---- DATASET EXTRACT

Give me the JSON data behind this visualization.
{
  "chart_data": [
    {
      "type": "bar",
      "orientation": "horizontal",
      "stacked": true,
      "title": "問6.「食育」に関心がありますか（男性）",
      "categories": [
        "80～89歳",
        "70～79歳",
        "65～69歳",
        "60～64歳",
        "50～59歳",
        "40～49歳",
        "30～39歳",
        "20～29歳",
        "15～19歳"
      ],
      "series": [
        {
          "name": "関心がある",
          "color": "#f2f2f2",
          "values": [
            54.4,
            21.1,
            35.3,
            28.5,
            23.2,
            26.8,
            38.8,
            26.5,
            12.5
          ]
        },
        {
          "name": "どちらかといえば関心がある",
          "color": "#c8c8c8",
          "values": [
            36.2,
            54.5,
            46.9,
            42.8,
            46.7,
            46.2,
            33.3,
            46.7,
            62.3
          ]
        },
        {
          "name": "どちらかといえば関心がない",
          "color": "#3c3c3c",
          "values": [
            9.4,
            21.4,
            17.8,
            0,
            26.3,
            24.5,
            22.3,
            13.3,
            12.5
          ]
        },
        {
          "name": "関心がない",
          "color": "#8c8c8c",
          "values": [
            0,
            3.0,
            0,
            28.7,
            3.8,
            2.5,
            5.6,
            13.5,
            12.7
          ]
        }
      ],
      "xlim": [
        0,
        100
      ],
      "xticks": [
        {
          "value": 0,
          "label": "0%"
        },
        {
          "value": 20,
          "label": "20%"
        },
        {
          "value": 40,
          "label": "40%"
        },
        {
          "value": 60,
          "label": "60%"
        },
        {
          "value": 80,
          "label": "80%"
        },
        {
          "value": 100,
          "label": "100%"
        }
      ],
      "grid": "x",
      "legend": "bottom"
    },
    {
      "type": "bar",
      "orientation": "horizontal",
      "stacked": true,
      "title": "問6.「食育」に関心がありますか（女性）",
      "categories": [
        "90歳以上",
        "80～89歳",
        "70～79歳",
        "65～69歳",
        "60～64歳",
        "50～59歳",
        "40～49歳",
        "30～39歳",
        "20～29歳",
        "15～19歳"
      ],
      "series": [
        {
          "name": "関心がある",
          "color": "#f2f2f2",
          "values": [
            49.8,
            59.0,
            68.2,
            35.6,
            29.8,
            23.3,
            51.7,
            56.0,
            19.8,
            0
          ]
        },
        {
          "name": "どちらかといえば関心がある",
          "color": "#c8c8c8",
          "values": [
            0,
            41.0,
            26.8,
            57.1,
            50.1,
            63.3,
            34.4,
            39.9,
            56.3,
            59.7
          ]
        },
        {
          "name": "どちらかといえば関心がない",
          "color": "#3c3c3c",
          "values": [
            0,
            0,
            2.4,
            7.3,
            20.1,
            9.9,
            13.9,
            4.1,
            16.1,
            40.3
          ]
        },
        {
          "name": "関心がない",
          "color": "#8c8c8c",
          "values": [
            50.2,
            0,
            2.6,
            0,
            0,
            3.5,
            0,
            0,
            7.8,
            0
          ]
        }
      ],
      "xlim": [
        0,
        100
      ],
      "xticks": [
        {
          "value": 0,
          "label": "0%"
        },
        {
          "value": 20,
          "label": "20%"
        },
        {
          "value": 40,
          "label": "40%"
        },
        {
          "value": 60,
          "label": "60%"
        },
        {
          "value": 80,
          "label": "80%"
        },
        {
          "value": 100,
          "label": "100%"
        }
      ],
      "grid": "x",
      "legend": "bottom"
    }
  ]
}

--------

EXERCISE AIM: Using the listing above, please repeat every entry exactly.

EXERCISE ANSWER:
Give me the JSON data behind this visualization.
{
  "chart_data": [
    {
      "type": "bar",
      "orientation": "horizontal",
      "stacked": true,
      "title": "問6.「食育」に関心がありますか（男性）",
      "categories": [
        "80～89歳",
        "70～79歳",
        "65～69歳",
        "60～64歳",
        "50～59歳",
        "40～49歳",
        "30～39歳",
        "20～29歳",
        "15～19歳"
      ],
      "series": [
        {
          "name": "関心がある",
          "color": "#f2f2f2",
          "values": [
            54.4,
            21.1,
            35.3,
            28.5,
            23.2,
            26.8,
            38.8,
            26.5,
            12.5
          ]
        },
        {
          "name": "どちらかといえば関心がある",
          "color": "#c8c8c8",
          "values": [
            36.2,
            54.5,
            46.9,
            42.8,
            46.7,
            46.2,
            33.3,
            46.7,
            62.3
          ]
        },
        {
          "name": "どちらかといえば関心がない",
          "color": "#3c3c3c",
          "values": [
            9.4,
            21.4,
            17.8,
            0,
            26.3,
            24.5,
            22.3,
            13.3,
            12.5
          ]
        },
        {
          "name": "関心がない",
          "color": "#8c8c8c",
          "values": [
            0,
            3.0,
            0,
            28.7,
            3.8,
            2.5,
            5.6,
            13.5,
            12.7
          ]
        }
      ],
      "xlim": [
        0,
        100
      ],
      "xticks": [
        {
          "value": 0,
          "label": "0%"
        },
        {
          "value": 20,
          "label": "20%"
        },
        {
          "value": 40,
          "label": "40%"
        },
        {
          "value": 60,
          "label": "60%"
        },
        {
          "value": 80,
          "label": "80%"
        },
        {
          "value": 100,
          "label": "100%"
        }
      ],
      "grid": "x",
      "legend": "bottom"
    },
    {
      "type": "bar",
      "orientation": "horizontal",
      "stacked": true,
      "title": "問6.「食育」に関心がありますか（女性）",
      "categories": [
        "90歳以上",
        "80～89歳",
        "70～79歳",
        "65～69歳",
        "60～64歳",
        "50～59歳",
        "40～49歳",
        "30～39歳",
        "20～29歳",
        "15～19歳"
      ],
      "series": [
        {
          "name": "関心がある",
          "color": "#f2f2f2",
          "values": [
            49.8,
            59.0,
            68.2,
            35.6,
            29.8,
            23.3,
            51.7,
            56.0,
            19.8,
            0
          ]
        },
        {
          "name": "どちらかといえば関心がある",
          "color": "#c8c8c8",
          "values": [
            0,
            41.0,
            26.8,
            57.1,
            50.1,
            63.3,
            34.4,
            39.9,
            56.3,
            59.7
          ]
        },
        {
          "name": "どちらかといえば関心がない",
          "color": "#3c3c3c",
          "values": [
            0,
            0,
            2.4,
            7.3,
            20.1,
            9.9,
            13.9,
            4.1,
            16.1,
            40.3
          ]
        },
        {
          "name": "関心がない",
          "color": "#8c8c8c",
          "values": [
            50.2,
            0,
            2.6,
            0,
            0,
            3.5,
            0,
            0,
            7.8,
            0
          ]
        }
      ],
      "xlim": [
        0,
        100
      ],
      "xticks": [
        {
          "value": 0,
          "label": "0%"
        },
        {
          "value": 20,
          "label": "20%"
        },
        {
          "value": 40,
          "label": "40%"
        },
        {
          "value": 60,
          "label": "60%"
        },
        {
          "value": 80,
          "label": "80%"
        },
        {
          "value": 100,
          "label": "100%"
        }
      ],
      "grid": "x",
      "legend": "bottom"
    }
  ]
}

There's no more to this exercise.